Instrução -> Reescreva a listagem abaixo trocando "interactable" por "clickable" em todas as ocorrências, sem alterar mais nada. Deixe as imagens de fora da resposta.

__________________________________________________

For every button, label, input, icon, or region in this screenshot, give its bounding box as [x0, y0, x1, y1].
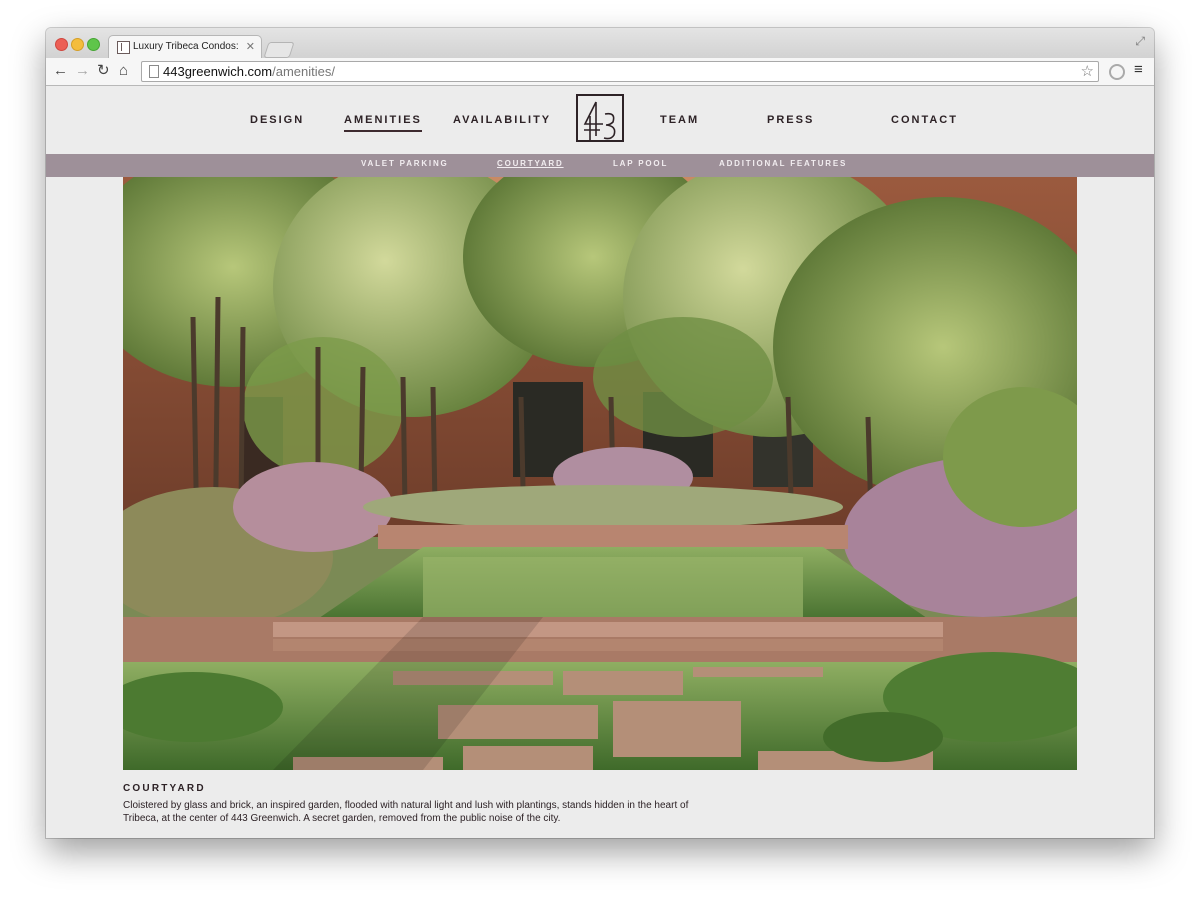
- minimize-window-icon[interactable]: [71, 38, 84, 51]
- address-bar[interactable]: 443greenwich.com/amenities/ ☆: [141, 61, 1099, 82]
- page-icon: [149, 65, 159, 78]
- section-title: COURTYARD: [123, 783, 206, 794]
- new-tab-button[interactable]: [263, 42, 295, 58]
- nav-press[interactable]: PRESS: [767, 114, 814, 126]
- sub-nav: VALET PARKING COURTYARD LAP POOL ADDITIO…: [46, 154, 1154, 177]
- subnav-valet-parking[interactable]: VALET PARKING: [361, 159, 449, 168]
- courtyard-illustration: [123, 177, 1077, 770]
- close-tab-icon[interactable]: ✕: [246, 40, 255, 53]
- reload-icon[interactable]: ↻: [97, 62, 110, 80]
- browser-tab[interactable]: Luxury Tribeca Condos: 44 ✕: [108, 35, 262, 59]
- menu-icon[interactable]: ≡: [1134, 61, 1143, 78]
- nav-contact[interactable]: CONTACT: [891, 114, 958, 126]
- nav-amenities[interactable]: AMENITIES: [344, 114, 422, 132]
- zoom-window-icon[interactable]: [87, 38, 100, 51]
- subnav-lap-pool[interactable]: LAP POOL: [613, 159, 668, 168]
- section-description: Cloistered by glass and brick, an inspir…: [123, 800, 689, 824]
- courtyard-image: [123, 177, 1077, 770]
- main-nav: DESIGN AMENITIES AVAILABILITY TEAM PRESS…: [46, 86, 1154, 154]
- site-favicon-icon: [117, 41, 130, 54]
- subnav-courtyard[interactable]: COURTYARD: [497, 159, 564, 168]
- tab-title: Luxury Tribeca Condos: 44: [133, 41, 241, 52]
- nav-design[interactable]: DESIGN: [250, 114, 304, 126]
- close-window-icon[interactable]: [55, 38, 68, 51]
- back-arrow-icon[interactable]: ←: [53, 62, 68, 80]
- extension-icon[interactable]: [1109, 64, 1125, 80]
- logo-icon[interactable]: [576, 94, 624, 142]
- forward-arrow-icon[interactable]: →: [75, 62, 90, 80]
- browser-toolbar: ← → ↻ ⌂ 443greenwich.com/amenities/ ☆ ≡: [46, 58, 1154, 86]
- home-icon[interactable]: ⌂: [119, 62, 128, 80]
- fullscreen-icon[interactable]: ⤢: [1135, 34, 1145, 49]
- website: DESIGN AMENITIES AVAILABILITY TEAM PRESS…: [46, 86, 1154, 838]
- subnav-additional-features[interactable]: ADDITIONAL FEATURES: [719, 159, 847, 168]
- bookmark-star-icon[interactable]: ☆: [1081, 62, 1094, 80]
- nav-availability[interactable]: AVAILABILITY: [453, 114, 551, 126]
- tab-strip: Luxury Tribeca Condos: 44 ✕ ⤢: [46, 28, 1154, 59]
- browser-window: Luxury Tribeca Condos: 44 ✕ ⤢ ← → ↻ ⌂ 44…: [46, 28, 1154, 838]
- url-text[interactable]: 443greenwich.com/amenities/: [163, 64, 335, 79]
- nav-team[interactable]: TEAM: [660, 114, 699, 126]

__________________________________________________

Resposta ->
For every button, label, input, icon, or region in this screenshot, give its bounding box as [x0, y0, x1, y1].
- minimize-window-icon[clickable]: [71, 38, 84, 51]
- address-bar[clickable]: 443greenwich.com/amenities/ ☆: [141, 61, 1099, 82]
- page-icon: [149, 65, 159, 78]
- section-title: COURTYARD: [123, 783, 206, 794]
- new-tab-button[clickable]: [263, 42, 295, 58]
- nav-press[clickable]: PRESS: [767, 114, 814, 126]
- sub-nav: VALET PARKING COURTYARD LAP POOL ADDITIO…: [46, 154, 1154, 177]
- subnav-valet-parking[clickable]: VALET PARKING: [361, 159, 449, 168]
- courtyard-illustration: [123, 177, 1077, 770]
- close-tab-icon[clickable]: ✕: [246, 40, 255, 53]
- reload-icon[clickable]: ↻: [97, 62, 110, 80]
- browser-tab[clickable]: Luxury Tribeca Condos: 44 ✕: [108, 35, 262, 59]
- menu-icon[clickable]: ≡: [1134, 61, 1143, 78]
- nav-contact[clickable]: CONTACT: [891, 114, 958, 126]
- nav-amenities[clickable]: AMENITIES: [344, 114, 422, 132]
- zoom-window-icon[clickable]: [87, 38, 100, 51]
- subnav-lap-pool[clickable]: LAP POOL: [613, 159, 668, 168]
- section-description: Cloistered by glass and brick, an inspir…: [123, 800, 689, 824]
- courtyard-image: [123, 177, 1077, 770]
- main-nav: DESIGN AMENITIES AVAILABILITY TEAM PRESS…: [46, 86, 1154, 154]
- site-favicon-icon: [117, 41, 130, 54]
- subnav-courtyard[clickable]: COURTYARD: [497, 159, 564, 168]
- tab-title: Luxury Tribeca Condos: 44: [133, 41, 241, 52]
- nav-design[clickable]: DESIGN: [250, 114, 304, 126]
- close-window-icon[clickable]: [55, 38, 68, 51]
- back-arrow-icon[clickable]: ←: [53, 62, 68, 80]
- extension-icon[clickable]: [1109, 64, 1125, 80]
- logo-icon[clickable]: [576, 94, 624, 142]
- forward-arrow-icon[clickable]: →: [75, 62, 90, 80]
- browser-toolbar: ← → ↻ ⌂ 443greenwich.com/amenities/ ☆ ≡: [46, 58, 1154, 86]
- home-icon[clickable]: ⌂: [119, 62, 128, 80]
- fullscreen-icon[clickable]: ⤢: [1135, 34, 1145, 49]
- website: DESIGN AMENITIES AVAILABILITY TEAM PRESS…: [46, 86, 1154, 838]
- subnav-additional-features[clickable]: ADDITIONAL FEATURES: [719, 159, 847, 168]
- bookmark-star-icon[clickable]: ☆: [1081, 62, 1094, 80]
- nav-availability[clickable]: AVAILABILITY: [453, 114, 551, 126]
- tab-strip: Luxury Tribeca Condos: 44 ✕ ⤢: [46, 28, 1154, 59]
- browser-window: Luxury Tribeca Condos: 44 ✕ ⤢ ← → ↻ ⌂ 44…: [46, 28, 1154, 838]
- url-text[clickable]: 443greenwich.com/amenities/: [163, 64, 335, 79]
- nav-team[clickable]: TEAM: [660, 114, 699, 126]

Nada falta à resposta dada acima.